La ripresa dei negoziati con la destra più filo-atlantica e affezionata al golpismo, attualmente impegnata negli scontri interni per decidere i candidati delle proprie primarie, è stato uno degli obiettivi della visita. Il secondo, ha spiegato Maduro, ha riguardato le relazioni diplomatiche tra Venezuela e Stati uniti, interrotte dal gennaio 2019, quando la Casa Bianca decise di riconoscere come “presidente ad interim” l’autoproclamato Juan Guaidó, e di inasprire ulteriormente l’assedio multiforme al paese bolivariano.

§ **Dati forniti**
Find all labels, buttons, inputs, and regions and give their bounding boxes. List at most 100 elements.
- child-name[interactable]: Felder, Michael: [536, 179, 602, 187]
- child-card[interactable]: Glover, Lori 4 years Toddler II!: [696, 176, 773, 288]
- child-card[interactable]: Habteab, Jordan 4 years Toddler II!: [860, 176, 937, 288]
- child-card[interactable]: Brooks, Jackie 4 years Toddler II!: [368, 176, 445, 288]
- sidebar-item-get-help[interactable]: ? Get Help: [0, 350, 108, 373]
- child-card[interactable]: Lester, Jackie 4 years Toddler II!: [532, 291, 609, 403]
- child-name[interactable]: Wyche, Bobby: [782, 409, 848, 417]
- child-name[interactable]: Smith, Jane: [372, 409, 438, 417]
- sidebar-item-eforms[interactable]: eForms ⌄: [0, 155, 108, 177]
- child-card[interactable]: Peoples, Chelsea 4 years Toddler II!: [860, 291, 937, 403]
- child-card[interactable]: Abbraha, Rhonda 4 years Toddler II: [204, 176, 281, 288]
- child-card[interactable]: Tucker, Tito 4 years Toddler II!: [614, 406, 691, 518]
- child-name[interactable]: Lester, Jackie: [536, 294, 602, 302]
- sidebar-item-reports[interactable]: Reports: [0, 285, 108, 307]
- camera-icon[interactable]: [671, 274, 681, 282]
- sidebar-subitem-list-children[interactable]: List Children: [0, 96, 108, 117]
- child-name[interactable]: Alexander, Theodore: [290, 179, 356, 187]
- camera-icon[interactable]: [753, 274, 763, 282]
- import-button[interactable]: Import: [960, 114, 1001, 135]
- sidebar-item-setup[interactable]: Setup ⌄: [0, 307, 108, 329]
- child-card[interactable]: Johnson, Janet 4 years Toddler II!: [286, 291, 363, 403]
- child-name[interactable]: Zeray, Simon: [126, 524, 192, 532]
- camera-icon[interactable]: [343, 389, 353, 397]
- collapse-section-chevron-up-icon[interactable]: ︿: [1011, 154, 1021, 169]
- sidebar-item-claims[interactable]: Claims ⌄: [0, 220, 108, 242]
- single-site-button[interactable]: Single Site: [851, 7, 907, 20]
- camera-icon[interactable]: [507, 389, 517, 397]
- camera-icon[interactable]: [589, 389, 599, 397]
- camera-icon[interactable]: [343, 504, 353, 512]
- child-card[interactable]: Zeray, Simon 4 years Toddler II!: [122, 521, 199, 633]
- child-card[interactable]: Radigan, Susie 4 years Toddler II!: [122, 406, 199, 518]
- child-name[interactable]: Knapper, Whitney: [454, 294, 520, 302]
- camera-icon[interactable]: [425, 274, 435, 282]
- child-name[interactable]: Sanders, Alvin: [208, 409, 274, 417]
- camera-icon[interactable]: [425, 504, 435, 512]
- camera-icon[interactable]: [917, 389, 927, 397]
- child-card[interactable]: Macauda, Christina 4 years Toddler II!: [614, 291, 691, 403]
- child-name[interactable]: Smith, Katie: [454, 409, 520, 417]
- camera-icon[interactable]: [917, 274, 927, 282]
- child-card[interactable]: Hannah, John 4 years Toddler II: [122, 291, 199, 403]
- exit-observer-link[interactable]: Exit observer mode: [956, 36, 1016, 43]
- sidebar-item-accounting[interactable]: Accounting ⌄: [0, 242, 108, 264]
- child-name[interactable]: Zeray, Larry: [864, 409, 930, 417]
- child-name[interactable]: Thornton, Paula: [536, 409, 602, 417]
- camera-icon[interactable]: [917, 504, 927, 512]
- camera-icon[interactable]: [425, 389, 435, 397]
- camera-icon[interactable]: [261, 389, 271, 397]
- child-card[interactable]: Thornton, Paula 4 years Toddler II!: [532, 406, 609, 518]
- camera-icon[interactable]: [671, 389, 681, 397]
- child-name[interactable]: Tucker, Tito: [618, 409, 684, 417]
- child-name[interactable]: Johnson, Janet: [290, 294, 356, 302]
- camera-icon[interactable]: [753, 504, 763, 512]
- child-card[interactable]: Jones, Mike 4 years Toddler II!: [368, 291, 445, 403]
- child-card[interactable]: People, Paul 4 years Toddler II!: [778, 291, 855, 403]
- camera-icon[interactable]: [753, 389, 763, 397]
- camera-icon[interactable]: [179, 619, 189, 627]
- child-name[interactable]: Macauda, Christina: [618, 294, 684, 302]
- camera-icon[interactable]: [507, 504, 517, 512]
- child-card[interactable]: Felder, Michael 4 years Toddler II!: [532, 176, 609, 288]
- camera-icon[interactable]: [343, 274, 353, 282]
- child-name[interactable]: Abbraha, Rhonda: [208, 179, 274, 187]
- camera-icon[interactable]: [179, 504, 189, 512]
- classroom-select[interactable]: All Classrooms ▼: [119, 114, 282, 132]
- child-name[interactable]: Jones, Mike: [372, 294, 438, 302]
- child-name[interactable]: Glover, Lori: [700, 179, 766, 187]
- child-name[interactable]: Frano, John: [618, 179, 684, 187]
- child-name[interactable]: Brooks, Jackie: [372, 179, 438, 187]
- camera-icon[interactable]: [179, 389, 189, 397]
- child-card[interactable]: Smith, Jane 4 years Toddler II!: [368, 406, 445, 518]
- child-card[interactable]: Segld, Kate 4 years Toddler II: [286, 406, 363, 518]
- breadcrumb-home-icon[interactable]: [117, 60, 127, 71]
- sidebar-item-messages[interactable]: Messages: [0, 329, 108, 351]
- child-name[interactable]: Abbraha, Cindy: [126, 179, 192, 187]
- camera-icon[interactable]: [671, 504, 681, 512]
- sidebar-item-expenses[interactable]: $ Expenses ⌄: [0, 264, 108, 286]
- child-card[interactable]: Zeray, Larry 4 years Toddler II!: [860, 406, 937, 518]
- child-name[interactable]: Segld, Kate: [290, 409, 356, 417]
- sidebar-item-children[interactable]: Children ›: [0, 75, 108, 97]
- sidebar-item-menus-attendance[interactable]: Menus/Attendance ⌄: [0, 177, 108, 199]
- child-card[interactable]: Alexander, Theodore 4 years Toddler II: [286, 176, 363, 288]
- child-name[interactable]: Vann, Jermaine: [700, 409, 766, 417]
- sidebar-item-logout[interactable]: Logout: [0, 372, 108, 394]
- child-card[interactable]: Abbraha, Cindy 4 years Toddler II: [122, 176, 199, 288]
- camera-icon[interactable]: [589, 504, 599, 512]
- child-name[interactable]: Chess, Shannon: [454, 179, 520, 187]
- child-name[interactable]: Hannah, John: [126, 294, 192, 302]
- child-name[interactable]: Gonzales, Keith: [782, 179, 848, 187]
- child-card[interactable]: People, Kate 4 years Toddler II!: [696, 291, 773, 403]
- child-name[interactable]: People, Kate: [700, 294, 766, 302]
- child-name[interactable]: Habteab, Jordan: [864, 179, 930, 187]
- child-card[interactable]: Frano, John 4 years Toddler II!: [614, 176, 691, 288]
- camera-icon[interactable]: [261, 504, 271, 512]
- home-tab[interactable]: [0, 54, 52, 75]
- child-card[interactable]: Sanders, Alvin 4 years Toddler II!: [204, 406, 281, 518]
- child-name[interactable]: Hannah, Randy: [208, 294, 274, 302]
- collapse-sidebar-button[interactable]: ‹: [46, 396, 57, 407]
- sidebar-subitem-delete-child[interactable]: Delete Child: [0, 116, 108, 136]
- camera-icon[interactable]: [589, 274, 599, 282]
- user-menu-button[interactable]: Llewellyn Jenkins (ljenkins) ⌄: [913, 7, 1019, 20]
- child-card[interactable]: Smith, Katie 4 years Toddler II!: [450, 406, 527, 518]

§ **Compiti**
1 > Elenca, nell'ordine in cui compaiono, tutti i nomi propri di persone, paesi e istituzioni presenti nel brano sul Venezuela.
2 > Prosegui il brano sul Venezuela a partire dalla sua ultima frase.

§ **Risposte per compito**
1 > Maduro, Venezuela, Stati uniti, Casa Bianca, Juan Guaidó

2 >
Il tema delle misure coercitive unilaterali illegali imposte dagli Stati Uniti, dall’Unione europea e da altri paesi vassalli degli Usa in America Latina, a cominciare dalla Colombia, è stato oggetto del primo incontro con la delegazione nordamericana, lo scorso 5 di marzo. Il 17 maggio, Washington ha annunciato di voler parzialmente “flessibilizzare” alcune sanzioni, concedendo “licenze limitate”, per ora fino a novembre, a multinazionali come la statunitense Chevron, l’italiana Eni e la spagnola Repsol. La Chevron avrebbe il permesso di “negoziare i termini delle possibili attività future in Venezuela”, ma senza poter “firmare nessun nuovo accordo” con l’impresa petrolifera nazionale, Pdvsa.
Durante il vertice Nato, che si è svolto a Madrid a fine giugno, Biden ha sostenuto che gli Stati Uniti sono “meglio posizionati che mai per guidare il mondo”, che hanno l’economia più forte e i tassi di inflazione più bassi di quelli che si registrano in altre nazioni. In realtà, la crisi strutturale in cui versa il capitalismo a livello mondiale si riverbera nei dati economici mostrati dagli Stati Uniti: l’inflazione è quasi al 9%, la più alta degli ultimi quarant’anni, il che significa che si continua a stampare moneta in eccesso e che la recessione è alle porte.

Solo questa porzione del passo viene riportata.